[start of Exercise data]

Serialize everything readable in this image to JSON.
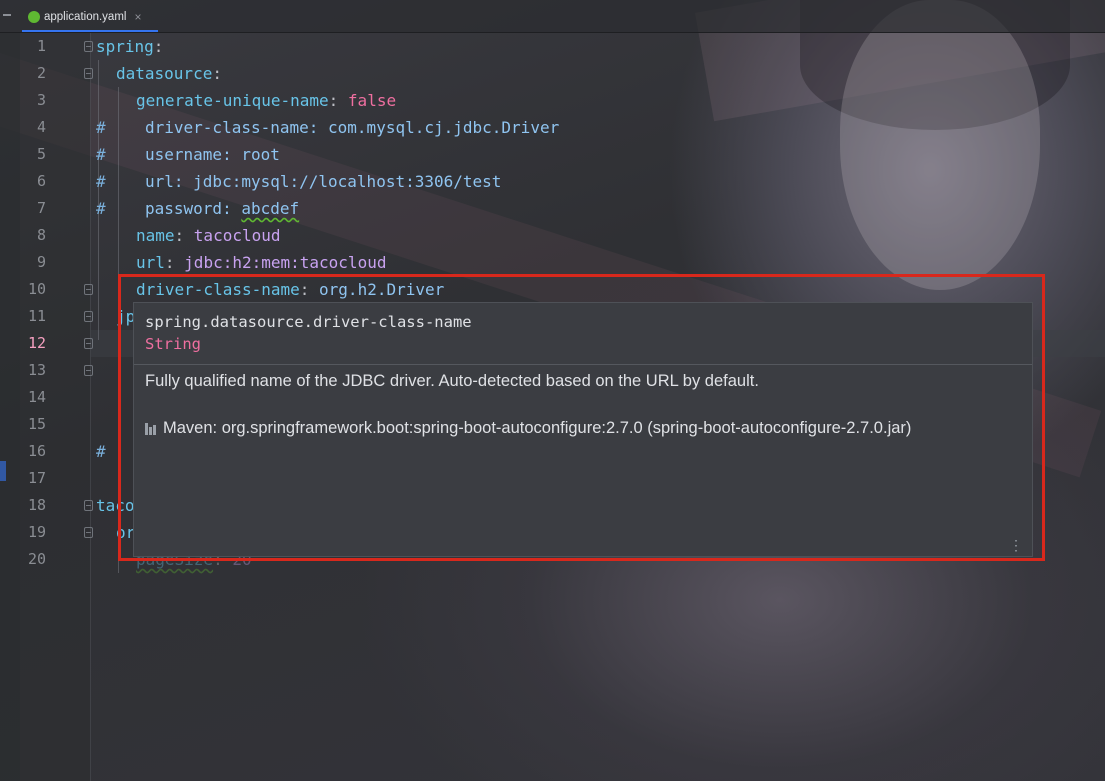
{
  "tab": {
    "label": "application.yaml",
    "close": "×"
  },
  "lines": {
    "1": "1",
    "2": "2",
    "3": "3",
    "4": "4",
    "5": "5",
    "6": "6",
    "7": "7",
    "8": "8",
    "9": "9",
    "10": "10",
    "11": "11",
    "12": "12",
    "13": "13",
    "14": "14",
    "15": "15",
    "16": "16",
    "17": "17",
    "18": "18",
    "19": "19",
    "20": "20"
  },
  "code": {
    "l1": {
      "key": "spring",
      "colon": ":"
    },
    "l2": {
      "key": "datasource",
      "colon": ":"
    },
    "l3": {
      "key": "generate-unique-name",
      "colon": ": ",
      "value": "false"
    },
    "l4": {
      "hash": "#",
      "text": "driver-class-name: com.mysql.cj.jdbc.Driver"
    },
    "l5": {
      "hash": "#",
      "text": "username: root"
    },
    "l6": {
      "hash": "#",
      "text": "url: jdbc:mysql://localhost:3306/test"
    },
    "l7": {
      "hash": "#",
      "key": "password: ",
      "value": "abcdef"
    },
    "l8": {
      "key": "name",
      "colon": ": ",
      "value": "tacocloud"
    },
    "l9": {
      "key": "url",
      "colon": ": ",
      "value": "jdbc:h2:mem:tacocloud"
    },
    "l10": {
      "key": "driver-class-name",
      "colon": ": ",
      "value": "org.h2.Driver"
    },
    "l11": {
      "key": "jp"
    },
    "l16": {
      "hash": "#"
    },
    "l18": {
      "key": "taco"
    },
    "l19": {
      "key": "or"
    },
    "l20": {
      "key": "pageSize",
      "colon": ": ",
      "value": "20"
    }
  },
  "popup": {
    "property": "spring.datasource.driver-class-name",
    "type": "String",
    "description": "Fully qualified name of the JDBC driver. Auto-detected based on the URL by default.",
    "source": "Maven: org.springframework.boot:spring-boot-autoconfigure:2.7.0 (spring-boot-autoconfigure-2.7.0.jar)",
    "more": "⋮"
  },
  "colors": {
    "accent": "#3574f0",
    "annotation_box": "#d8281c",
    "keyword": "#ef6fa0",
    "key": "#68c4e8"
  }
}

[end of Exercise data]
[start of Exercise data]

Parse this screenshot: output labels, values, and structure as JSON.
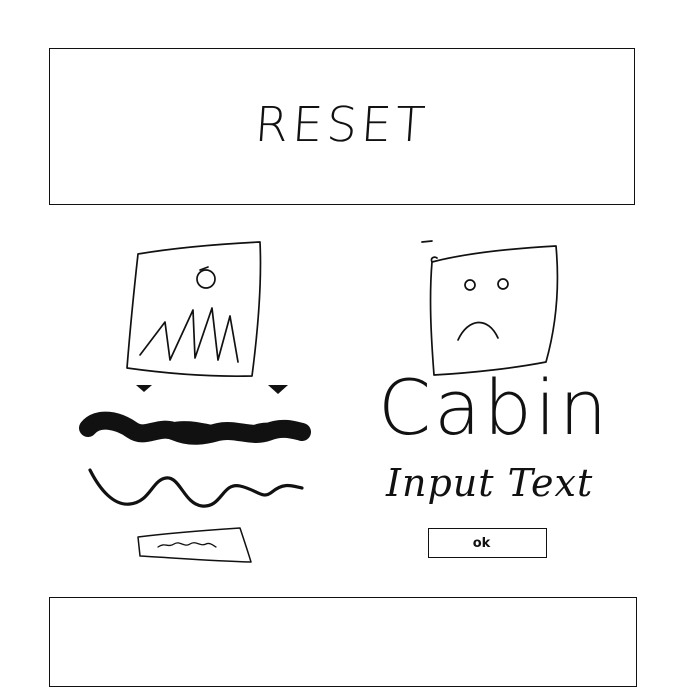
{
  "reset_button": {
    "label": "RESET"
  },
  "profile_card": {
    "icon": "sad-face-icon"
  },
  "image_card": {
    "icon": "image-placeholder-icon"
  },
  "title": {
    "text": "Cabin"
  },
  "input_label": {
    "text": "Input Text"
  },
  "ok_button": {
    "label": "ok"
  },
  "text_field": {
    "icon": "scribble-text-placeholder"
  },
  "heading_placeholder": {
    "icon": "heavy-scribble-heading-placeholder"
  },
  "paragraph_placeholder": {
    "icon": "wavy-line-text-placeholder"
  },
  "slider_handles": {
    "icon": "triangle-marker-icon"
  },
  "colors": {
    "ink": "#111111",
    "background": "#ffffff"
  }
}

[end of Exercise data]

Search the lines above for the string "datasource", then show every one that has it.

**Output of the task**
      "key": "datasource",
    "property": "spring.datasource.driver-class-name",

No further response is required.